MATERIAL PROVIDED
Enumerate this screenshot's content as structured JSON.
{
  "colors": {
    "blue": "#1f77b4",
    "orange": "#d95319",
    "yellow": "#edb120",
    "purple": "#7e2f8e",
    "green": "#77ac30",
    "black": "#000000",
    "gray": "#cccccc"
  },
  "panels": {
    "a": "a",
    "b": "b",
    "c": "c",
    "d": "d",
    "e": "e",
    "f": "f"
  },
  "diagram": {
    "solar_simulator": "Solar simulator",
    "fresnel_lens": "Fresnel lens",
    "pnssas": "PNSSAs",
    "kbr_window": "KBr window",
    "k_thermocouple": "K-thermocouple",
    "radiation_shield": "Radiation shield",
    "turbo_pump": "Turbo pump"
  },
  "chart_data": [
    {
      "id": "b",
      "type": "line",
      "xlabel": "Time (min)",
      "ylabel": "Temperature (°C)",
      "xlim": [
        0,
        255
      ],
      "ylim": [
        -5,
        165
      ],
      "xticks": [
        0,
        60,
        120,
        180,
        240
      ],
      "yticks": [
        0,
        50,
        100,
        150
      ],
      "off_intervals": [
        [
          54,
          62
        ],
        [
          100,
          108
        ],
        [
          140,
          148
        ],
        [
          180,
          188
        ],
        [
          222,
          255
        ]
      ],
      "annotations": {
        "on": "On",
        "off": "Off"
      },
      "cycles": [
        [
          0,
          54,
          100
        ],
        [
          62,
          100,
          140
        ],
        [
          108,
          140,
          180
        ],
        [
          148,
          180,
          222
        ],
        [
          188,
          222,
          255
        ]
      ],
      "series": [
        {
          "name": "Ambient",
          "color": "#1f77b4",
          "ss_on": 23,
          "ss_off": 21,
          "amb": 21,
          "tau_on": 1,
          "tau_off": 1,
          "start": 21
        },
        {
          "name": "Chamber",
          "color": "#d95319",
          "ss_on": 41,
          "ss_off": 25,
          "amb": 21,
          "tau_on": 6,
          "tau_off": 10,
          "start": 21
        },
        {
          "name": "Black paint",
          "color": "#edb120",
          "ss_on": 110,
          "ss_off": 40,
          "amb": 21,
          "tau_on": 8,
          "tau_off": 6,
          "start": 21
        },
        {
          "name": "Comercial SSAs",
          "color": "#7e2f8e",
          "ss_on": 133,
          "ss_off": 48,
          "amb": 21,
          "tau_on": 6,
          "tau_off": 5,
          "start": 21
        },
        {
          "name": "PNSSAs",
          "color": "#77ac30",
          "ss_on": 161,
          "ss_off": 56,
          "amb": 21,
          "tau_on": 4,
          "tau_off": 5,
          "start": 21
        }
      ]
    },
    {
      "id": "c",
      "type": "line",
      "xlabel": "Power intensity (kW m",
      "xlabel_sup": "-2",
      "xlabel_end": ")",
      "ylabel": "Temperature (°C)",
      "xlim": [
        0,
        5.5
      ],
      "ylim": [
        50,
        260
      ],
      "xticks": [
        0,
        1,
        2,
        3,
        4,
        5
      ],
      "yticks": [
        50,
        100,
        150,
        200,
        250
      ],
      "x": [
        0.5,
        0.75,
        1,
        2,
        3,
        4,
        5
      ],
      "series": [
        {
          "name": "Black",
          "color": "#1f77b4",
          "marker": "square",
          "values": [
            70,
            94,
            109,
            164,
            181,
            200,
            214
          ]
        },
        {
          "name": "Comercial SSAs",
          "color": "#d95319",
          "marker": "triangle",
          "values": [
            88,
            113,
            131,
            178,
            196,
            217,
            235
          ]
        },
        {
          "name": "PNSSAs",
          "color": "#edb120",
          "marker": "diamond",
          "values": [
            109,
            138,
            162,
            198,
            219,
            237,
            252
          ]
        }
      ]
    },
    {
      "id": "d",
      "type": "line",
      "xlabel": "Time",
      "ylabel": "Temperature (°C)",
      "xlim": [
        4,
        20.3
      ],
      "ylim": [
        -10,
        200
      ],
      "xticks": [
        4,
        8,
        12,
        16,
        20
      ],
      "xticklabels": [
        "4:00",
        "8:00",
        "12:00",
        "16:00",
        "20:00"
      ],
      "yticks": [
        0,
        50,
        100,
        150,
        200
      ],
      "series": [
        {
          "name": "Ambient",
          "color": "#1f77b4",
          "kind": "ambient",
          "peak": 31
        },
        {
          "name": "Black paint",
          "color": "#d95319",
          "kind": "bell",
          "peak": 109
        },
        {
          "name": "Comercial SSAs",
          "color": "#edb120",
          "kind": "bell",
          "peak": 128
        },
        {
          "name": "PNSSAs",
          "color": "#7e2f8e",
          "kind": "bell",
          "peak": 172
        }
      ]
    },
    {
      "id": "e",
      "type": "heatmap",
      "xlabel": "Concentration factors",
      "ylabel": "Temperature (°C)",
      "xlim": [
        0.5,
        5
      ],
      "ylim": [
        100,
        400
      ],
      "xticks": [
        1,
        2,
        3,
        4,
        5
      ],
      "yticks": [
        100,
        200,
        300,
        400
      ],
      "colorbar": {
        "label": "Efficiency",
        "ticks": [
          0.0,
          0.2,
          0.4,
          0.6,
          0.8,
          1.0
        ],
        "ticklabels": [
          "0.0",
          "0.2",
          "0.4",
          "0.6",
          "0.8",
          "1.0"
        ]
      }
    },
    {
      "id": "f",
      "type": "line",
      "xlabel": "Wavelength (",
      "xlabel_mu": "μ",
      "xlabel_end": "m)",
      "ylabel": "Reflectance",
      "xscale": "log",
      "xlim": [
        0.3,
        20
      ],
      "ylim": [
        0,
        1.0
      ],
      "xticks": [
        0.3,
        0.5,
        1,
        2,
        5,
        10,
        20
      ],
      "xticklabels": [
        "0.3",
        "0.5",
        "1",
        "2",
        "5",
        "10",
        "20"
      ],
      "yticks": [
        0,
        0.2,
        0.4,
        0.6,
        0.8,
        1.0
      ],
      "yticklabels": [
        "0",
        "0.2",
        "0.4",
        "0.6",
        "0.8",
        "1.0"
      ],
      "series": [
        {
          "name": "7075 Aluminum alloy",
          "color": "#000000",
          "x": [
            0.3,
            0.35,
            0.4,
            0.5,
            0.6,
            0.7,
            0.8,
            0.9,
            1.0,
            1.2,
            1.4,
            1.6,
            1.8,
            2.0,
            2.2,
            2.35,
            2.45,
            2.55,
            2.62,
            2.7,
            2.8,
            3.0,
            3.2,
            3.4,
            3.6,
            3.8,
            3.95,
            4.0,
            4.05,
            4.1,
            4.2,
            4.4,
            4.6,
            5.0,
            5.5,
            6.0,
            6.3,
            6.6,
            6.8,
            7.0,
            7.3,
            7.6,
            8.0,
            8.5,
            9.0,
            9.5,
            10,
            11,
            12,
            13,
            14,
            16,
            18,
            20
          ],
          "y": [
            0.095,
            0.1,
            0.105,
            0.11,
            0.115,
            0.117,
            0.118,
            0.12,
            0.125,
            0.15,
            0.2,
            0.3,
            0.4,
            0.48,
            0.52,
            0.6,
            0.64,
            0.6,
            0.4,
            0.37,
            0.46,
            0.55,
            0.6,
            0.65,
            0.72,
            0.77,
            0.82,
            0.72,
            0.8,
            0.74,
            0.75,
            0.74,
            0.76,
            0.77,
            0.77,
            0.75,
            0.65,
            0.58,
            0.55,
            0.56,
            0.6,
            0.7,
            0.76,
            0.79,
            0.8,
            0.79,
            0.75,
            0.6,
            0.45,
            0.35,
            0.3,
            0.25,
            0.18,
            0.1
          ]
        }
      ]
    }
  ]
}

STATED EXERCISE
Pick out all the lines with the word "marker" in them and copy them.

THE COMPLETED TASK
          "marker": "square",
          "marker": "triangle",
          "marker": "diamond",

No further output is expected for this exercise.